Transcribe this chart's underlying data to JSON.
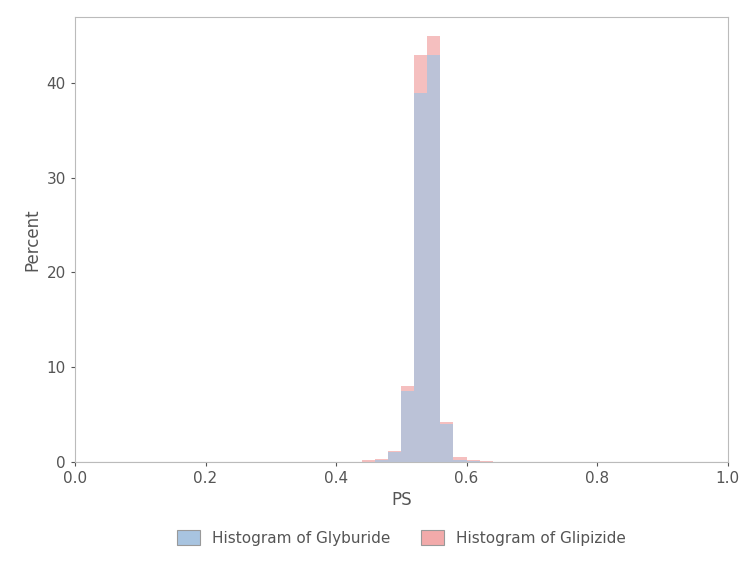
{
  "xlabel": "PS",
  "ylabel": "Percent",
  "xlim": [
    0.0,
    1.0
  ],
  "ylim": [
    0,
    47
  ],
  "xticks": [
    0.0,
    0.2,
    0.4,
    0.6,
    0.8,
    1.0
  ],
  "yticks": [
    0,
    10,
    20,
    30,
    40
  ],
  "bin_edges": [
    0.44,
    0.46,
    0.48,
    0.5,
    0.52,
    0.54,
    0.56,
    0.58,
    0.6,
    0.62,
    0.64,
    0.66,
    0.68,
    0.7,
    0.72,
    0.74
  ],
  "glyburide_values": [
    0.0,
    0.15,
    1.0,
    7.5,
    39.0,
    43.0,
    4.0,
    0.2,
    0.05,
    0.0,
    0.0,
    0.0,
    0.0,
    0.0,
    0.0
  ],
  "glipizide_values": [
    0.15,
    0.3,
    1.1,
    8.0,
    43.0,
    45.0,
    4.2,
    0.5,
    0.15,
    0.05,
    0.0,
    0.0,
    0.0,
    0.0,
    0.0
  ],
  "glyburide_color": "#a8c4e0",
  "glipizide_color": "#f2aaaa",
  "alpha": 0.75,
  "legend_glyburide": "Histogram of Glyburide",
  "legend_glipizide": "Histogram of Glipizide",
  "background_color": "#ffffff",
  "spine_color": "#bbbbbb",
  "tick_color": "#555555",
  "label_fontsize": 12,
  "tick_fontsize": 11,
  "legend_fontsize": 11
}
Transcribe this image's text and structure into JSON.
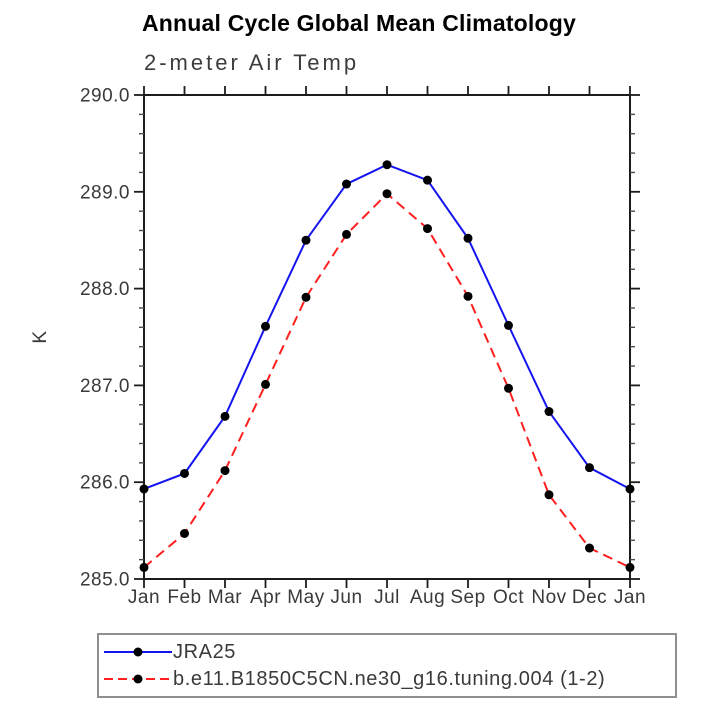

[What you are asked to do] Restate the entire listing word for word, excluding pictures.

[Result for this exercise]
Transcribe this chart's underlying data to JSON.
{
  "xlabel": "PS",
  "ylabel": "Percent",
  "xlim": [
    0.0,
    1.0
  ],
  "ylim": [
    0,
    47
  ],
  "xticks": [
    0.0,
    0.2,
    0.4,
    0.6,
    0.8,
    1.0
  ],
  "yticks": [
    0,
    10,
    20,
    30,
    40
  ],
  "bin_edges": [
    0.44,
    0.46,
    0.48,
    0.5,
    0.52,
    0.54,
    0.56,
    0.58,
    0.6,
    0.62,
    0.64,
    0.66,
    0.68,
    0.7,
    0.72,
    0.74
  ],
  "glyburide_values": [
    0.0,
    0.15,
    1.0,
    7.5,
    39.0,
    43.0,
    4.0,
    0.2,
    0.05,
    0.0,
    0.0,
    0.0,
    0.0,
    0.0,
    0.0
  ],
  "glipizide_values": [
    0.15,
    0.3,
    1.1,
    8.0,
    43.0,
    45.0,
    4.2,
    0.5,
    0.15,
    0.05,
    0.0,
    0.0,
    0.0,
    0.0,
    0.0
  ],
  "glyburide_color": "#a8c4e0",
  "glipizide_color": "#f2aaaa",
  "alpha": 0.75,
  "legend_glyburide": "Histogram of Glyburide",
  "legend_glipizide": "Histogram of Glipizide",
  "background_color": "#ffffff",
  "spine_color": "#bbbbbb",
  "tick_color": "#555555",
  "label_fontsize": 12,
  "tick_fontsize": 11,
  "legend_fontsize": 11
}
Transcribe this image's text and structure into JSON.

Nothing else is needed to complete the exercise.